▸ **Supplied information**
--- Begin ---

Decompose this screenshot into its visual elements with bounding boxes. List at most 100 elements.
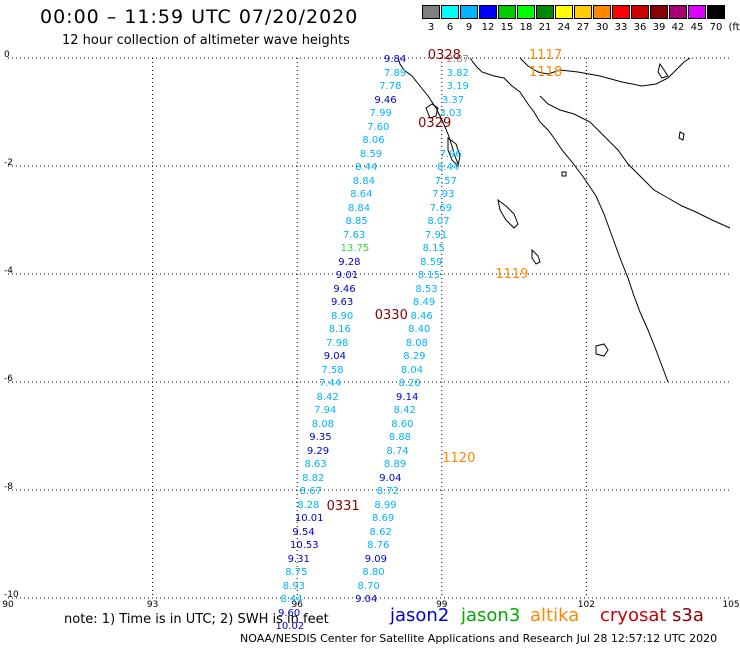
wave-height-value: 8.74 xyxy=(386,445,409,457)
mission-legend-s3a: s3a xyxy=(672,605,704,626)
bangka-island xyxy=(657,62,669,79)
wave-height-value: 9.04 xyxy=(355,594,378,605)
colorbar-swatch xyxy=(460,5,478,19)
wave-height-value: 7.99 xyxy=(369,108,392,119)
pass-time-label: 1117 xyxy=(529,48,563,64)
longitude-tick-label: 93 xyxy=(146,600,159,610)
mission-legend-cryosat: cryosat xyxy=(600,605,667,626)
wave-height-value: 3.19 xyxy=(446,81,469,92)
wave-height-value: 9.35 xyxy=(309,432,332,443)
colorbar-swatch xyxy=(612,5,630,19)
wave-height-value: 8.20 xyxy=(398,378,421,389)
pass-time-label: 0328 xyxy=(427,48,461,64)
small-island xyxy=(561,171,567,177)
sumatra-coastline xyxy=(397,57,459,165)
colorbar-swatch xyxy=(631,5,649,19)
wave-height-value: 9.46 xyxy=(374,94,397,106)
colorbar-swatch xyxy=(593,5,611,19)
wave-height-value: 8.59 xyxy=(359,148,383,160)
wave-height-value: 8.89 xyxy=(384,459,407,470)
wave-height-value: 8.88 xyxy=(388,432,412,443)
wave-height-value: 8.82 xyxy=(302,472,325,484)
wave-height-value: 8.59 xyxy=(420,256,443,268)
wave-height-value: 8.53 xyxy=(415,283,438,295)
map-subtitle: 12 hour collection of altimeter wave hei… xyxy=(62,33,350,48)
wave-height-value: 8.15 xyxy=(422,243,445,254)
wave-height-value: 8.08 xyxy=(405,337,428,349)
latitude-tick-label: 0 xyxy=(4,50,10,60)
wave-height-value: 9.84 xyxy=(384,54,407,65)
wave-height-value: 3.37 xyxy=(441,94,465,106)
wave-height-value: 8.29 xyxy=(403,351,426,362)
colorbar-label: 3 xyxy=(427,22,435,33)
longitude-tick-label: 96 xyxy=(291,600,303,610)
wave-height-value: 8.16 xyxy=(328,324,351,335)
latitude-tick-label: -8 xyxy=(4,482,13,492)
siberut-island xyxy=(497,198,519,229)
wave-height-value: 8.85 xyxy=(345,216,368,227)
wave-height-value: 7.69 xyxy=(429,202,453,214)
colorbar-swatch xyxy=(498,5,516,19)
mission-legend-jason3: jason3 xyxy=(461,605,521,626)
wave-height-value: 8.40 xyxy=(408,324,431,335)
colorbar-label: 36 xyxy=(633,22,647,33)
pass-time-label: 0329 xyxy=(418,115,452,131)
wave-height-value: 7.60 xyxy=(367,121,390,133)
wave-height-value: 8.67 xyxy=(299,486,322,497)
colorbar-swatch xyxy=(688,5,706,19)
wave-height-value: 7.89 xyxy=(384,67,407,79)
wave-height-value: 3.82 xyxy=(446,67,469,79)
wave-height-value: 8.72 xyxy=(376,486,400,497)
wave-height-value: 7.96 xyxy=(439,148,462,160)
wave-height-value: 8.42 xyxy=(393,405,416,416)
wave-height-value: 9.60 xyxy=(277,607,301,619)
colorbar-label: 12 xyxy=(481,22,495,33)
colorbar-label: 30 xyxy=(595,22,609,33)
wave-height-value: 8.07 xyxy=(427,216,450,227)
wave-height-value: 7.98 xyxy=(326,337,349,349)
colorbar-label: 15 xyxy=(500,22,514,33)
longitude-tick-label: 90 xyxy=(2,600,14,610)
pagai-island xyxy=(531,248,541,265)
wave-height-value: 8.46 xyxy=(410,310,433,322)
wave-height-value: 13.75 xyxy=(340,243,370,254)
colorbar-swatch xyxy=(479,5,497,19)
wave-height-value: 8.64 xyxy=(350,189,373,200)
wave-height-value: 8.06 xyxy=(362,135,385,146)
colorbar-swatch xyxy=(517,5,535,19)
wave-height-value: 8.44 xyxy=(355,162,378,173)
colorbar-label: 6 xyxy=(446,22,454,33)
footer-note: note: 1) Time is in UTC; 2) SWH is in fe… xyxy=(64,612,329,627)
wave-height-value: 8.69 xyxy=(371,513,395,524)
colorbar-label: 24 xyxy=(557,22,571,33)
nias-island xyxy=(447,137,461,168)
wave-height-value: 9.29 xyxy=(306,445,330,457)
simeulue-island xyxy=(425,103,439,119)
wave-height-value: 9.14 xyxy=(396,391,419,403)
wave-height-value: 3.03 xyxy=(439,108,462,119)
wave-height-value: 8.08 xyxy=(311,418,334,430)
wave-height-value: 9.46 xyxy=(333,283,356,295)
wave-height-value: 2.87 xyxy=(446,54,469,65)
wave-height-value: 9.63 xyxy=(330,297,354,308)
colorbar-label: 33 xyxy=(614,22,628,33)
wave-height-value: 9.31 xyxy=(287,553,310,565)
latitude-tick-label: -2 xyxy=(4,158,13,168)
longitude-tick-label: 99 xyxy=(436,600,448,610)
wave-height-value: 8.15 xyxy=(417,270,441,281)
colorbar-swatch xyxy=(650,5,668,19)
colorbar-label: 27 xyxy=(576,22,590,33)
wave-height-value: 9.04 xyxy=(379,472,402,484)
wave-height-value: 8.49 xyxy=(412,297,436,308)
sumatra-coastline-inner xyxy=(539,95,731,229)
wave-height-value: 10.01 xyxy=(294,513,324,524)
wave-height-value: 9.28 xyxy=(338,256,361,268)
pass-time-label: 0331 xyxy=(326,499,360,515)
wave-height-value: 7.58 xyxy=(321,364,344,376)
wave-height-value: 7.44 xyxy=(318,378,342,389)
sumatra-coastline-north xyxy=(469,57,669,383)
colorbar-unit: (ft) xyxy=(728,22,740,33)
colorbar-swatch xyxy=(555,5,573,19)
wave-height-value: 8.93 xyxy=(282,580,306,592)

--- End ---

Which lines in the material above contain the word "island"? Locate each one and copy it out.

bangka-island xyxy=(657,62,669,79)
small-island xyxy=(561,171,567,177)
siberut-island xyxy=(497,198,519,229)
pagai-island xyxy=(531,248,541,265)
nias-island xyxy=(447,137,461,168)
simeulue-island xyxy=(425,103,439,119)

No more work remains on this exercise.